WORK REQUIRED —
Omit any picture, and return the remaining data exactly as written.

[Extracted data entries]
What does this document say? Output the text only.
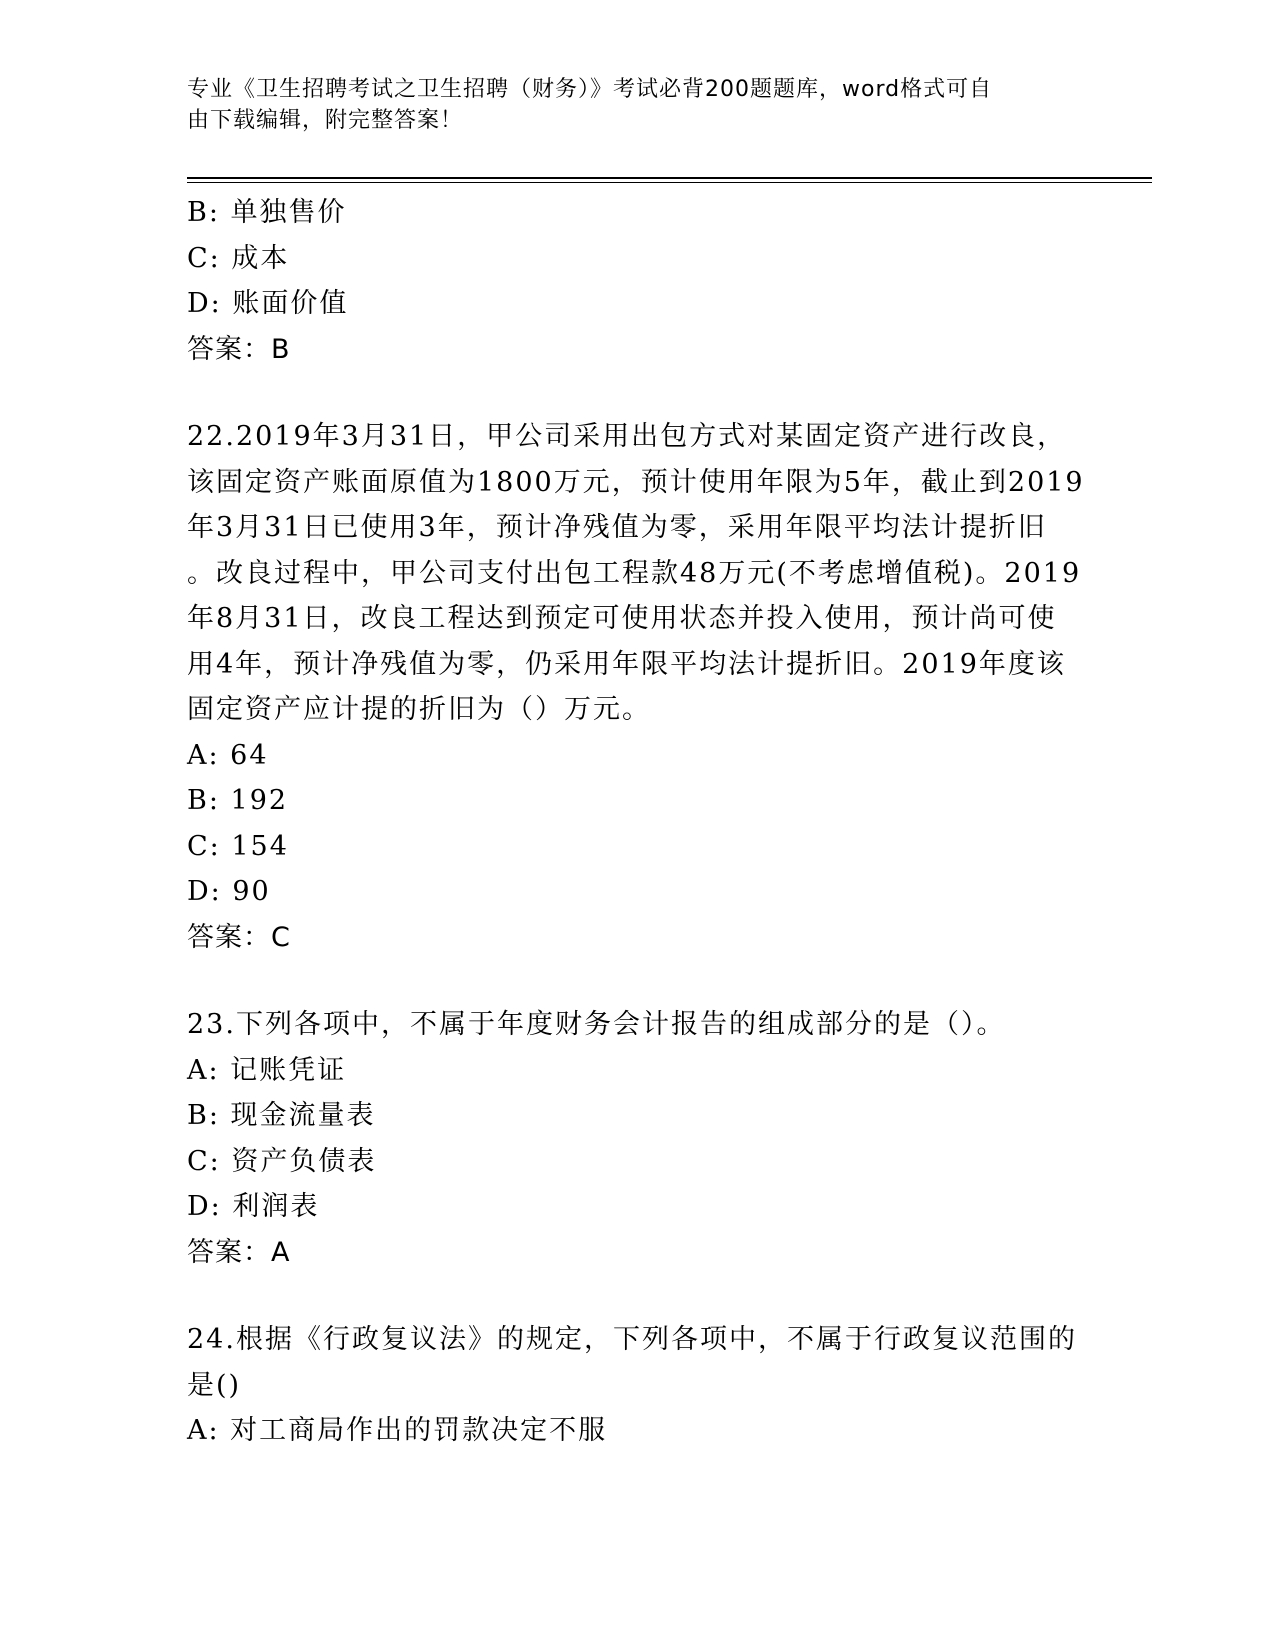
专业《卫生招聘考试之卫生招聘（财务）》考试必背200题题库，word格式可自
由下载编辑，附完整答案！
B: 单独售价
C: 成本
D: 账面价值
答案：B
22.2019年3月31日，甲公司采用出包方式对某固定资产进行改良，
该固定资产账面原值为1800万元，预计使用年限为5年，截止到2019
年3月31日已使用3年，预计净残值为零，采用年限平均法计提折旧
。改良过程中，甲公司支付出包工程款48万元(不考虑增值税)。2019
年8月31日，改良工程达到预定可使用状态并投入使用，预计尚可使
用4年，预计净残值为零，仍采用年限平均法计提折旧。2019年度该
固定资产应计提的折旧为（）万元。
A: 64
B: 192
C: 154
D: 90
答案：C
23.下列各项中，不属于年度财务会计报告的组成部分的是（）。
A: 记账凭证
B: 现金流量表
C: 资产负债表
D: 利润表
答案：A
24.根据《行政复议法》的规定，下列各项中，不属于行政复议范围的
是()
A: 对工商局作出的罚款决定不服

TASK SOLUTION —
What does this document say? Output the text only.
专业《卫生招聘考试之卫生招聘（财务）》考试必背200题题库，word格式可自
由下载编辑，附完整答案！
B: 单独售价
C: 成本
D: 账面价值
答案：B
22.2019年3月31日，甲公司采用出包方式对某固定资产进行改良，
该固定资产账面原值为1800万元，预计使用年限为5年，截止到2019
年3月31日已使用3年，预计净残值为零，采用年限平均法计提折旧
。改良过程中，甲公司支付出包工程款48万元(不考虑增值税)。2019
年8月31日，改良工程达到预定可使用状态并投入使用，预计尚可使
用4年，预计净残值为零，仍采用年限平均法计提折旧。2019年度该
固定资产应计提的折旧为（）万元。
A: 64
B: 192
C: 154
D: 90
答案：C
23.下列各项中，不属于年度财务会计报告的组成部分的是（）。
A: 记账凭证
B: 现金流量表
C: 资产负债表
D: 利润表
答案：A
24.根据《行政复议法》的规定，下列各项中，不属于行政复议范围的
是()
A: 对工商局作出的罚款决定不服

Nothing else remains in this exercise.